### Material supplied:
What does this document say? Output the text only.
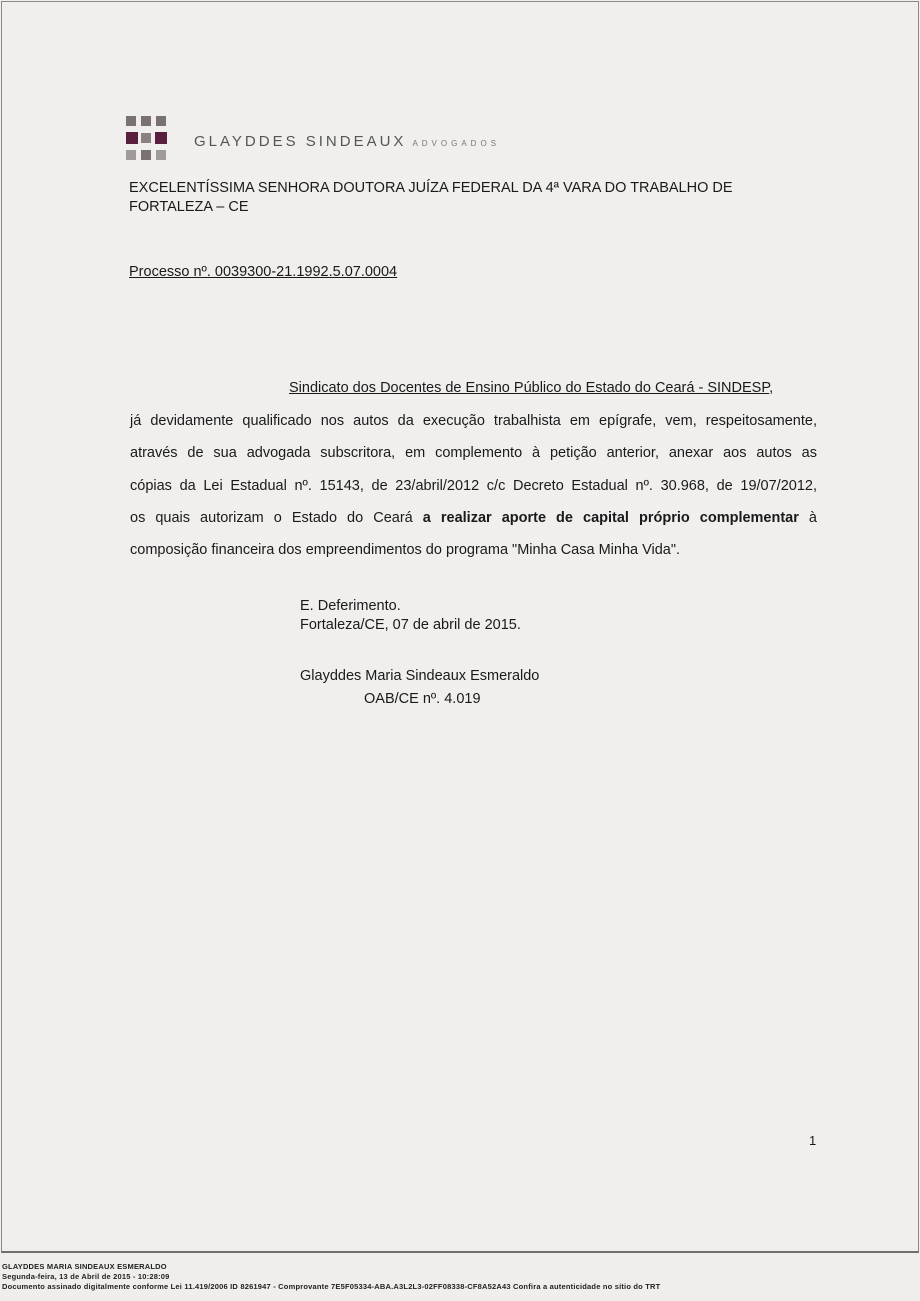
GLAYDDES SINDEAUX ADVOGADOS
EXCELENTÍSSIMA SENHORA DOUTORA JUÍZA FEDERAL DA 4ª VARA DO TRABALHO DE
FORTALEZA – CE
Processo nº. 0039300-21.1992.5.07.0004
Sindicato dos Docentes de Ensino Público do Estado do Ceará - SINDESP,
já devidamente qualificado nos autos da execução trabalhista em epígrafe, vem, respeitosamente,
através de sua advogada subscritora, em complemento à petição anterior, anexar aos autos as
cópias da Lei Estadual nº. 15143, de 23/abril/2012 c/c Decreto Estadual nº. 30.968, de 19/07/2012,
os quais autorizam o Estado do Ceará a realizar aporte de capital próprio complementar à
composição financeira dos empreendimentos do programa "Minha Casa Minha Vida".
E. Deferimento.
Fortaleza/CE, 07 de abril de 2015.
Glayddes Maria Sindeaux Esmeraldo
OAB/CE nº. 4.019
1
GLAYDDES MARIA SINDEAUX ESMERALDO
Segunda-feira, 13 de Abril de 2015 - 10:28:09
Documento assinado digitalmente conforme Lei 11.419/2006 ID 8261947 - Comprovante 7E5F05334-ABA.A3L2L3-02FF08338-CF8A52A43 Confira a autenticidade no sítio do TRT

### What is required:
Lines containing the word "Estado" must all be returned from the material above.

### Correct output:
Sindicato dos Docentes de Ensino Público do Estado do Ceará - SINDESP,
os quais autorizam o Estado do Ceará a realizar aporte de capital próprio complementar à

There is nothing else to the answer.